#### To be done
Identify the lines that contain the word "Friday" and copy each one.
━━━
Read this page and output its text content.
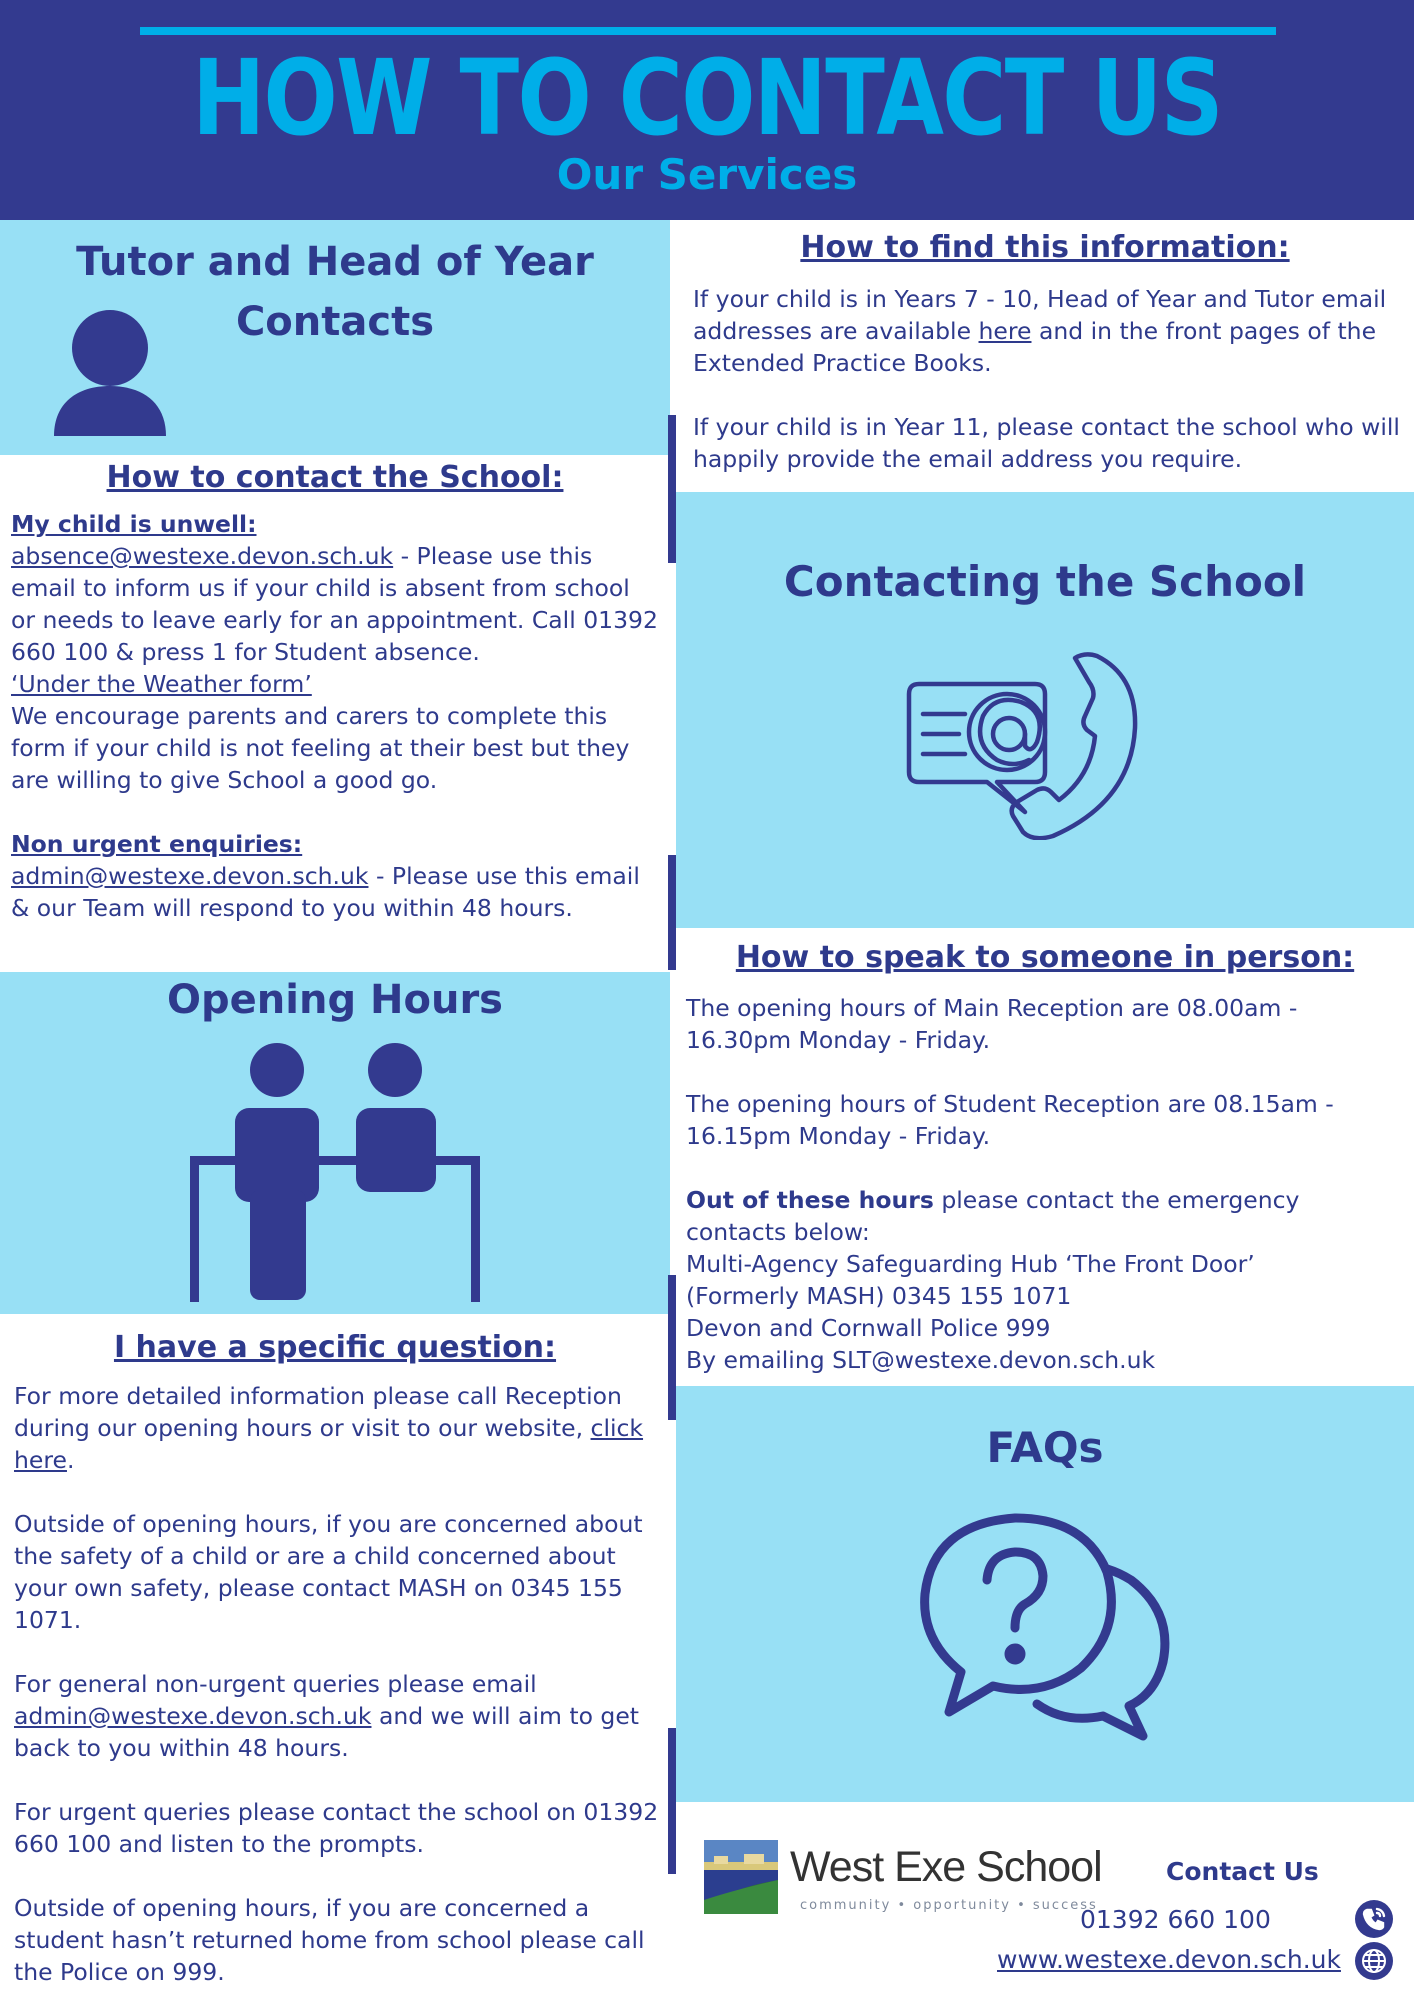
HOW TO CONTACT US
Our Services
Tutor and Head of Year
Contacts
How to contact the School:
My child is unwell:
absence@westexe.devon.sch.uk - Please use this email to inform us if your child is absent from school or needs to leave early for an appointment. Call 01392 660 100 & press 1 for Student absence.
‘Under the Weather form’
We encourage parents and carers to complete this form if your child is not feeling at their best but they are willing to give School a good go.
Non urgent enquiries:
admin@westexe.devon.sch.uk - Please use this email & our Team will respond to you within 48 hours.
Opening Hours
I have a specific question:
For more detailed information please call Reception during our opening hours or visit to our website, click here.
Outside of opening hours, if you are concerned about the safety of a child or are a child concerned about your own safety, please contact MASH on 0345 155 1071.
For general non-urgent queries please email admin@westexe.devon.sch.uk and we will aim to get back to you within 48 hours.
For urgent queries please contact the school on 01392 660 100 and listen to the prompts.
Outside of opening hours, if you are concerned a student hasn’t returned home from school please call the Police on 999.
How to find this information:
If your child is in Years 7 - 10, Head of Year and Tutor email addresses are available here and in the front pages of the Extended Practice Books.
If your child is in Year 11, please contact the school who will happily provide the email address you require.
Contacting the School
How to speak to someone in person:
The opening hours of Main Reception are 08.00am - 16.30pm Monday - Friday.
The opening hours of Student Reception are 08.15am - 16.15pm Monday - Friday.
Out of these hours please contact the emergency contacts below:
Multi-Agency Safeguarding Hub ‘The Front Door’
(Formerly MASH) 0345 155 1071
Devon and Cornwall Police 999
By emailing SLT@westexe.devon.sch.uk
FAQs
West Exe School
community • opportunity • success
Contact Us
01392 660 100
www.westexe.devon.sch.uk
━━━
#### Response below
The opening hours of Main Reception are 08.00am - 16.30pm Monday - Friday.
The opening hours of Student Reception are 08.15am - 16.15pm Monday - Friday.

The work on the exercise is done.